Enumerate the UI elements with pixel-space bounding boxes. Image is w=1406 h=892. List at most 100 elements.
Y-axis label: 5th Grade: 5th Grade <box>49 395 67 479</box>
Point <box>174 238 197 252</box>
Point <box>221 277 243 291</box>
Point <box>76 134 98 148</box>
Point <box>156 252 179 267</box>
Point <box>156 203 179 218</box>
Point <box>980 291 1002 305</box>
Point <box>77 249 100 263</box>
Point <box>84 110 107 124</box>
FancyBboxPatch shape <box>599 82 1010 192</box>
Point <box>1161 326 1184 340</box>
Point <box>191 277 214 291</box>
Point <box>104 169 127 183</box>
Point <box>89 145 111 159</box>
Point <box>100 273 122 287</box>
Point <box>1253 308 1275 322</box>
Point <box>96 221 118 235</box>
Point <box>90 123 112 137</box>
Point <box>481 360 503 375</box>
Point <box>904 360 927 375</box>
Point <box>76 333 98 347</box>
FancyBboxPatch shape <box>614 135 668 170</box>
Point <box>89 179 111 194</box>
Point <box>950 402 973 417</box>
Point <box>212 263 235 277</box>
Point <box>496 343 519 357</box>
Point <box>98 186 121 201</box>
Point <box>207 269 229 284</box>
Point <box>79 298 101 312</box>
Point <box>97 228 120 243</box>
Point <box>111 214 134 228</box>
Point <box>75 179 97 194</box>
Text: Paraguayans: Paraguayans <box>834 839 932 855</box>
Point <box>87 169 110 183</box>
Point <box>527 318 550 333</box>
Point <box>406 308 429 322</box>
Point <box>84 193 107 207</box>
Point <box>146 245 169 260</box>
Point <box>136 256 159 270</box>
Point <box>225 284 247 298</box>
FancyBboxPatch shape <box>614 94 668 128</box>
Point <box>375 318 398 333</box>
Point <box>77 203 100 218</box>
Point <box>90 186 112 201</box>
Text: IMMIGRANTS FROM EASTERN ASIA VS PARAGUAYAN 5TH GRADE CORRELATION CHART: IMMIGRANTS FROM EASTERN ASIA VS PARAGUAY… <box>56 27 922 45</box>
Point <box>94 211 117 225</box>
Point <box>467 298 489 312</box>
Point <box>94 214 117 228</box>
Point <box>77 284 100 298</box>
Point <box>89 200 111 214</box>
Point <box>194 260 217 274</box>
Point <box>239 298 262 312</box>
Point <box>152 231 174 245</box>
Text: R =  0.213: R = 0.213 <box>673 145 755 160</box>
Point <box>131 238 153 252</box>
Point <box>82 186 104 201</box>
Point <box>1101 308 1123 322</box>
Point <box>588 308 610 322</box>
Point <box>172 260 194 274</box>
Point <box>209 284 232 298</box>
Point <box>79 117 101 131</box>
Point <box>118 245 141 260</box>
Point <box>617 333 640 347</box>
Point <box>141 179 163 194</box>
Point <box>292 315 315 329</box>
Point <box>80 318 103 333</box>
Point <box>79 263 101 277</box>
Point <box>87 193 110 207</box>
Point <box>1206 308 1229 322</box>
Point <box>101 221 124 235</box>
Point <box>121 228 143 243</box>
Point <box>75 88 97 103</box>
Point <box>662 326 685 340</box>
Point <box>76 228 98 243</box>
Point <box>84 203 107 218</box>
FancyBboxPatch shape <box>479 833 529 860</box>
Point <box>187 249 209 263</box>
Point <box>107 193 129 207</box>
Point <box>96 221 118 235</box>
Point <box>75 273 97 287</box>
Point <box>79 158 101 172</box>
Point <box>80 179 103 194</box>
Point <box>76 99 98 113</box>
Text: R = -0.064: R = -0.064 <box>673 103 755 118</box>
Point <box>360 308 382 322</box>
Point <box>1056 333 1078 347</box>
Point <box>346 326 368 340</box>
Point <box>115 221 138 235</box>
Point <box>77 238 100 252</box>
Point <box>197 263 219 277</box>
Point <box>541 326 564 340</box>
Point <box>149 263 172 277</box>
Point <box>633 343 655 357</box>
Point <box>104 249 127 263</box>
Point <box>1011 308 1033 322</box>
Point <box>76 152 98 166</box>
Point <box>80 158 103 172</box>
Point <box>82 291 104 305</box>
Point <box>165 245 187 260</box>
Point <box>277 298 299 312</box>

• Objective: Edit the listing from its first line up to and including the line with "Point <box>76 134 98 148</box>", replacing "Y-axis label" with "Vertical axis label" and leaving all else unchanged. Return only those lines.

• Expected output:
Enumerate the UI elements with pixel-space bounding boxes. Image is w=1406 h=892. List at most 100 elements.
Vertical axis label: 5th Grade: 5th Grade <box>49 395 67 479</box>
Point <box>174 238 197 252</box>
Point <box>221 277 243 291</box>
Point <box>76 134 98 148</box>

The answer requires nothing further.